_PROVIDED ENTRIES:_
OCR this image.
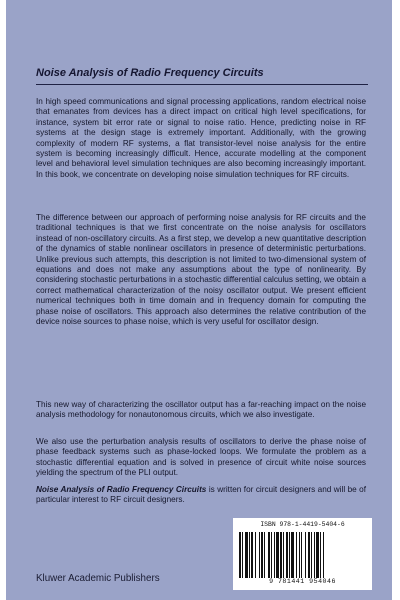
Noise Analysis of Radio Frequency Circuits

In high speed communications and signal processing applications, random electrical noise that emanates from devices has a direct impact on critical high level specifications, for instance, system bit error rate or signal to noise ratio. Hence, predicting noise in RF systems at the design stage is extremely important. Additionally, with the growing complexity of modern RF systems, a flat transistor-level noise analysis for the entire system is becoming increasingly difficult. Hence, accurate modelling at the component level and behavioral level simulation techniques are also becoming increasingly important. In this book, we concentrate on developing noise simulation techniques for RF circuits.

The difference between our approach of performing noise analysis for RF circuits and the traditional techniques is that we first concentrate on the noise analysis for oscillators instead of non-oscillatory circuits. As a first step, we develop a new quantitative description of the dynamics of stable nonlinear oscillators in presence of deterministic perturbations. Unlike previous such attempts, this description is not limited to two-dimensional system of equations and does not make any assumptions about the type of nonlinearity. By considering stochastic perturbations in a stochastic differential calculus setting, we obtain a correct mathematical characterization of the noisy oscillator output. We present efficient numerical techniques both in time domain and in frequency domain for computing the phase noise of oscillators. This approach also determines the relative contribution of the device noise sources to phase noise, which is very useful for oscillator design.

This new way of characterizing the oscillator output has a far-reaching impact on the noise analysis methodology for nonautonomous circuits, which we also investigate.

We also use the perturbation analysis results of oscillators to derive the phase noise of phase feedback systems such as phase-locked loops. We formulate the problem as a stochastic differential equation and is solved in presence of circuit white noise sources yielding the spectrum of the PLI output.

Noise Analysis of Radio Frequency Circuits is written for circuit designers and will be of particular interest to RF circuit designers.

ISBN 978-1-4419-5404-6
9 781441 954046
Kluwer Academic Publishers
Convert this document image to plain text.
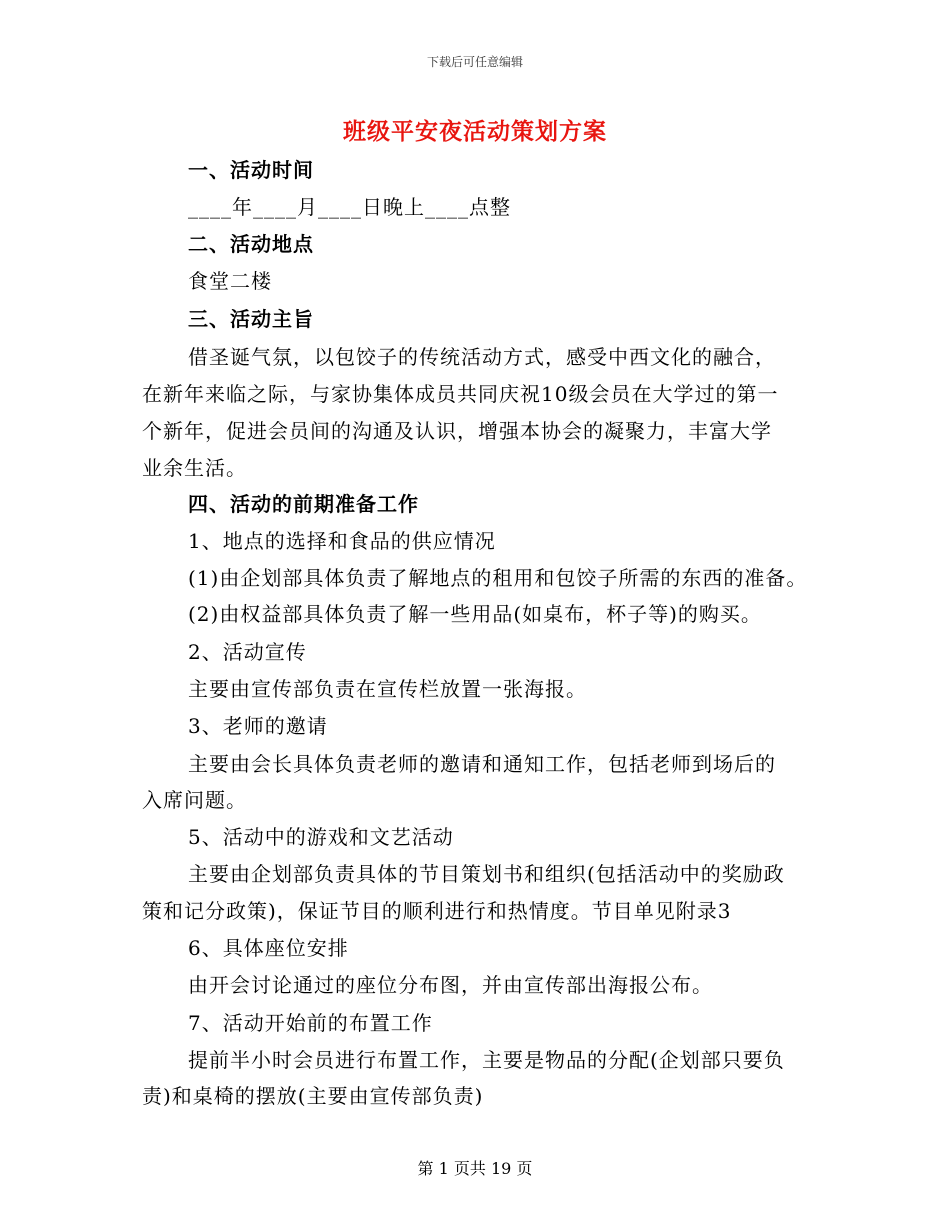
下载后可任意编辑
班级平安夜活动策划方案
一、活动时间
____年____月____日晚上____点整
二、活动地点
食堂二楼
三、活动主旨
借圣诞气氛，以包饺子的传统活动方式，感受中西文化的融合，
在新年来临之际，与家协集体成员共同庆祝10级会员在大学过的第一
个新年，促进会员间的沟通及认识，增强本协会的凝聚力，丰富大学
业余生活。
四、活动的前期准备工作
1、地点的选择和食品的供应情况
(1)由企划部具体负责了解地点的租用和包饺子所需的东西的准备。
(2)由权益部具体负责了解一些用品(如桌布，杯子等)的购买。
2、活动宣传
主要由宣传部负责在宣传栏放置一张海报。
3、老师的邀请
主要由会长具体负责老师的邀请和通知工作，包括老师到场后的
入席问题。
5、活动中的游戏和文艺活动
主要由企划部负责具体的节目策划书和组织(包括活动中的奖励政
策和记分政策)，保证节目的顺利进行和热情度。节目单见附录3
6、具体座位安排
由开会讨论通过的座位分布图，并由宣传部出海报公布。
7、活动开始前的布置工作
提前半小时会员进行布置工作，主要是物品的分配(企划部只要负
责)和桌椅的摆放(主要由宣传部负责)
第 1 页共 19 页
* * *
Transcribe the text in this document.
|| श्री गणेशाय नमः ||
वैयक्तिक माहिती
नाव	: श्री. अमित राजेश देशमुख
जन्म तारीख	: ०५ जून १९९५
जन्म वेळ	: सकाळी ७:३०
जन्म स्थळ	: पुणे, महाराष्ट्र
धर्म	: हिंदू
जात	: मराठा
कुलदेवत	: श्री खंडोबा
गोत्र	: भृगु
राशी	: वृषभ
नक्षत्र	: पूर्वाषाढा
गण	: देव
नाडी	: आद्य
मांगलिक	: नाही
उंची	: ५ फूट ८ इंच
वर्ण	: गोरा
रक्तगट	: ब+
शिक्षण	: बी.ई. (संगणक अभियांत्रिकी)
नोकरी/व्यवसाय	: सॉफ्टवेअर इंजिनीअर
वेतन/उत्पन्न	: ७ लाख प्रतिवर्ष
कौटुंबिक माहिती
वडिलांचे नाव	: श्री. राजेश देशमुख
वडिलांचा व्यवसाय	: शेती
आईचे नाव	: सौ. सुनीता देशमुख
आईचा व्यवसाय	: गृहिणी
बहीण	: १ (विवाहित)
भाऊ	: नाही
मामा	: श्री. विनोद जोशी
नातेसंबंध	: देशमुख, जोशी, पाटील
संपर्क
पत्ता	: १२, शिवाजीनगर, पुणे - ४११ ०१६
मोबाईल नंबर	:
---
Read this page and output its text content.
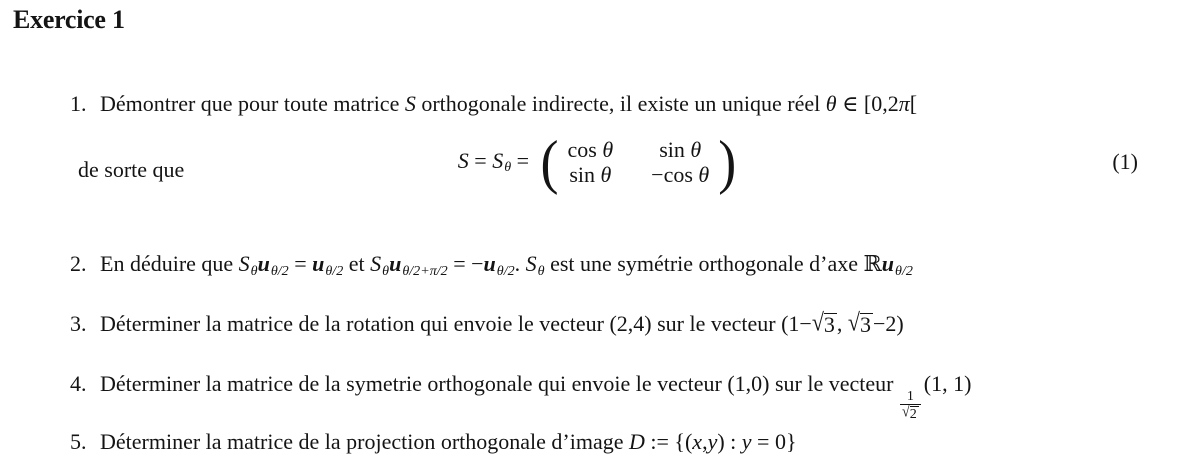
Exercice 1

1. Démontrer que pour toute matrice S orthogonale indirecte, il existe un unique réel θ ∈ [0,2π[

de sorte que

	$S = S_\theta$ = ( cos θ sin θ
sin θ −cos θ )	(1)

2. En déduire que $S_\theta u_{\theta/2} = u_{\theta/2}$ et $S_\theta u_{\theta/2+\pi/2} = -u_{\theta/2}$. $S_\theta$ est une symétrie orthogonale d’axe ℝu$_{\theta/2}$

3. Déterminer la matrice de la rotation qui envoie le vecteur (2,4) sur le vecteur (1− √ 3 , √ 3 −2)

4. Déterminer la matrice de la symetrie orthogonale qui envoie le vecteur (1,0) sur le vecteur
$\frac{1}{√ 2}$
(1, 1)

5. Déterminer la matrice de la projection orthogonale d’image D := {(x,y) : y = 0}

_REQUIREMENT:_ Every line of the records that includes the word "Radio" should be gathered.

_SOLUTION TO THIS PROBLEM:_
Noise Analysis of Radio Frequency Circuits
Noise Analysis of Radio Frequency Circuits is written for circuit designers and will be of particular interest to RF circuit designers.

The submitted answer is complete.